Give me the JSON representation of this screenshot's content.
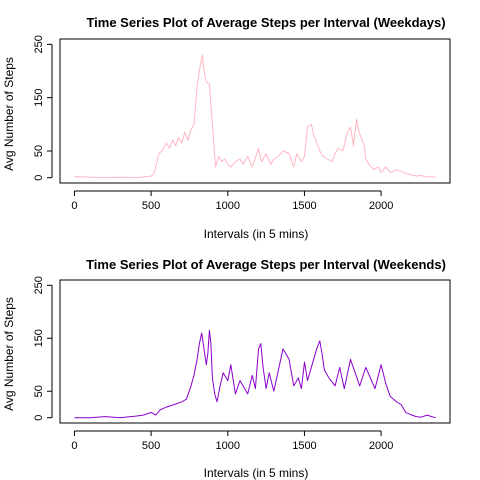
{
  "chart_data": [
    {
      "type": "line",
      "title": "Time Series Plot of Average Steps per Interval (Weekdays)",
      "xlabel": "Intervals (in 5 mins)",
      "ylabel": "Avg Number of Steps",
      "xlim": [
        0,
        2355
      ],
      "ylim": [
        0,
        250
      ],
      "x_ticks": [
        0,
        500,
        1000,
        1500,
        2000
      ],
      "y_ticks": [
        0,
        50,
        150,
        250
      ],
      "grid": false,
      "series": [
        {
          "color": "#FFB6C1",
          "x": [
            0,
            100,
            200,
            300,
            400,
            500,
            520,
            550,
            570,
            600,
            620,
            640,
            660,
            680,
            700,
            720,
            740,
            760,
            780,
            800,
            820,
            835,
            845,
            860,
            880,
            900,
            910,
            920,
            940,
            960,
            980,
            1000,
            1020,
            1050,
            1080,
            1100,
            1130,
            1160,
            1200,
            1220,
            1250,
            1280,
            1300,
            1330,
            1360,
            1400,
            1430,
            1450,
            1480,
            1500,
            1520,
            1545,
            1560,
            1580,
            1600,
            1620,
            1650,
            1680,
            1700,
            1720,
            1750,
            1780,
            1800,
            1820,
            1840,
            1850,
            1870,
            1890,
            1900,
            1920,
            1950,
            1980,
            2000,
            2030,
            2060,
            2100,
            2130,
            2160,
            2200,
            2230,
            2260,
            2300,
            2355
          ],
          "values": [
            2,
            1,
            0,
            1,
            0,
            3,
            8,
            45,
            50,
            65,
            55,
            70,
            60,
            75,
            65,
            85,
            70,
            90,
            100,
            170,
            210,
            230,
            200,
            180,
            175,
            100,
            60,
            20,
            40,
            30,
            35,
            25,
            20,
            30,
            35,
            25,
            40,
            20,
            55,
            30,
            45,
            25,
            35,
            40,
            50,
            45,
            20,
            45,
            30,
            40,
            95,
            100,
            80,
            65,
            50,
            40,
            35,
            30,
            45,
            55,
            50,
            85,
            95,
            60,
            110,
            90,
            75,
            60,
            35,
            25,
            15,
            20,
            10,
            20,
            10,
            15,
            12,
            8,
            5,
            3,
            4,
            2,
            1
          ]
        }
      ]
    },
    {
      "type": "line",
      "title": "Time Series Plot of Average Steps per Interval (Weekends)",
      "xlabel": "Intervals (in 5 mins)",
      "ylabel": "Avg Number of Steps",
      "xlim": [
        0,
        2355
      ],
      "ylim": [
        0,
        250
      ],
      "x_ticks": [
        0,
        500,
        1000,
        1500,
        2000
      ],
      "y_ticks": [
        0,
        50,
        150,
        250
      ],
      "grid": false,
      "series": [
        {
          "color": "#8B00CC",
          "x": [
            0,
            100,
            200,
            300,
            400,
            450,
            500,
            530,
            560,
            600,
            650,
            700,
            730,
            760,
            780,
            800,
            815,
            830,
            845,
            860,
            870,
            880,
            890,
            900,
            915,
            930,
            950,
            970,
            1000,
            1020,
            1050,
            1080,
            1100,
            1130,
            1160,
            1180,
            1200,
            1215,
            1230,
            1250,
            1270,
            1300,
            1330,
            1360,
            1400,
            1430,
            1460,
            1480,
            1500,
            1520,
            1550,
            1580,
            1600,
            1615,
            1630,
            1660,
            1700,
            1730,
            1760,
            1800,
            1830,
            1860,
            1900,
            1930,
            1960,
            2000,
            2030,
            2060,
            2100,
            2130,
            2160,
            2200,
            2230,
            2260,
            2300,
            2330,
            2355
          ],
          "values": [
            0,
            0,
            2,
            0,
            3,
            5,
            10,
            5,
            15,
            20,
            25,
            30,
            35,
            60,
            80,
            110,
            140,
            160,
            130,
            100,
            120,
            165,
            140,
            75,
            45,
            30,
            60,
            85,
            70,
            100,
            45,
            70,
            60,
            45,
            80,
            55,
            130,
            140,
            95,
            55,
            85,
            50,
            90,
            130,
            110,
            60,
            75,
            55,
            105,
            70,
            100,
            130,
            145,
            120,
            90,
            75,
            60,
            95,
            55,
            110,
            85,
            60,
            95,
            75,
            55,
            100,
            65,
            40,
            30,
            25,
            10,
            5,
            2,
            1,
            5,
            2,
            0
          ]
        }
      ]
    }
  ]
}
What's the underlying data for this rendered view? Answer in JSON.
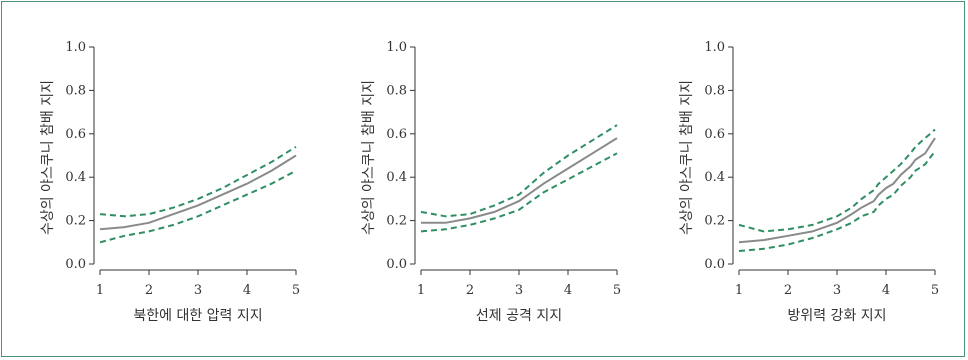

|---|

--- Your instructions ---
Write the full listing out again with every line unchanged, but include no pictures.

--- Solved problem ---
Give me the JSON representation of this screenshot's content.
{
  "chart_data": [
    {
      "type": "line",
      "title": "Time Series Plot of Average Steps per Interval (Weekdays)",
      "xlabel": "Intervals (in 5 mins)",
      "ylabel": "Avg Number of Steps",
      "xlim": [
        0,
        2355
      ],
      "ylim": [
        0,
        250
      ],
      "x_ticks": [
        0,
        500,
        1000,
        1500,
        2000
      ],
      "y_ticks": [
        0,
        50,
        150,
        250
      ],
      "grid": false,
      "series": [
        {
          "color": "#FFB6C1",
          "x": [
            0,
            100,
            200,
            300,
            400,
            500,
            520,
            550,
            570,
            600,
            620,
            640,
            660,
            680,
            700,
            720,
            740,
            760,
            780,
            800,
            820,
            835,
            845,
            860,
            880,
            900,
            910,
            920,
            940,
            960,
            980,
            1000,
            1020,
            1050,
            1080,
            1100,
            1130,
            1160,
            1200,
            1220,
            1250,
            1280,
            1300,
            1330,
            1360,
            1400,
            1430,
            1450,
            1480,
            1500,
            1520,
            1545,
            1560,
            1580,
            1600,
            1620,
            1650,
            1680,
            1700,
            1720,
            1750,
            1780,
            1800,
            1820,
            1840,
            1850,
            1870,
            1890,
            1900,
            1920,
            1950,
            1980,
            2000,
            2030,
            2060,
            2100,
            2130,
            2160,
            2200,
            2230,
            2260,
            2300,
            2355
          ],
          "values": [
            2,
            1,
            0,
            1,
            0,
            3,
            8,
            45,
            50,
            65,
            55,
            70,
            60,
            75,
            65,
            85,
            70,
            90,
            100,
            170,
            210,
            230,
            200,
            180,
            175,
            100,
            60,
            20,
            40,
            30,
            35,
            25,
            20,
            30,
            35,
            25,
            40,
            20,
            55,
            30,
            45,
            25,
            35,
            40,
            50,
            45,
            20,
            45,
            30,
            40,
            95,
            100,
            80,
            65,
            50,
            40,
            35,
            30,
            45,
            55,
            50,
            85,
            95,
            60,
            110,
            90,
            75,
            60,
            35,
            25,
            15,
            20,
            10,
            20,
            10,
            15,
            12,
            8,
            5,
            3,
            4,
            2,
            1
          ]
        }
      ]
    },
    {
      "type": "line",
      "title": "Time Series Plot of Average Steps per Interval (Weekends)",
      "xlabel": "Intervals (in 5 mins)",
      "ylabel": "Avg Number of Steps",
      "xlim": [
        0,
        2355
      ],
      "ylim": [
        0,
        250
      ],
      "x_ticks": [
        0,
        500,
        1000,
        1500,
        2000
      ],
      "y_ticks": [
        0,
        50,
        150,
        250
      ],
      "grid": false,
      "series": [
        {
          "color": "#8B00CC",
          "x": [
            0,
            100,
            200,
            300,
            400,
            450,
            500,
            530,
            560,
            600,
            650,
            700,
            730,
            760,
            780,
            800,
            815,
            830,
            845,
            860,
            870,
            880,
            890,
            900,
            915,
            930,
            950,
            970,
            1000,
            1020,
            1050,
            1080,
            1100,
            1130,
            1160,
            1180,
            1200,
            1215,
            1230,
            1250,
            1270,
            1300,
            1330,
            1360,
            1400,
            1430,
            1460,
            1480,
            1500,
            1520,
            1550,
            1580,
            1600,
            1615,
            1630,
            1660,
            1700,
            1730,
            1760,
            1800,
            1830,
            1860,
            1900,
            1930,
            1960,
            2000,
            2030,
            2060,
            2100,
            2130,
            2160,
            2200,
            2230,
            2260,
            2300,
            2330,
            2355
          ],
          "values": [
            0,
            0,
            2,
            0,
            3,
            5,
            10,
            5,
            15,
            20,
            25,
            30,
            35,
            60,
            80,
            110,
            140,
            160,
            130,
            100,
            120,
            165,
            140,
            75,
            45,
            30,
            60,
            85,
            70,
            100,
            45,
            70,
            60,
            45,
            80,
            55,
            130,
            140,
            95,
            55,
            85,
            50,
            90,
            130,
            110,
            60,
            75,
            55,
            105,
            70,
            100,
            130,
            145,
            120,
            90,
            75,
            60,
            95,
            55,
            110,
            85,
            60,
            95,
            75,
            55,
            100,
            65,
            40,
            30,
            25,
            10,
            5,
            2,
            1,
            5,
            2,
            0
          ]
        }
      ]
    }
  ]
}
What's the underlying data for this rendered view? Answer in JSON.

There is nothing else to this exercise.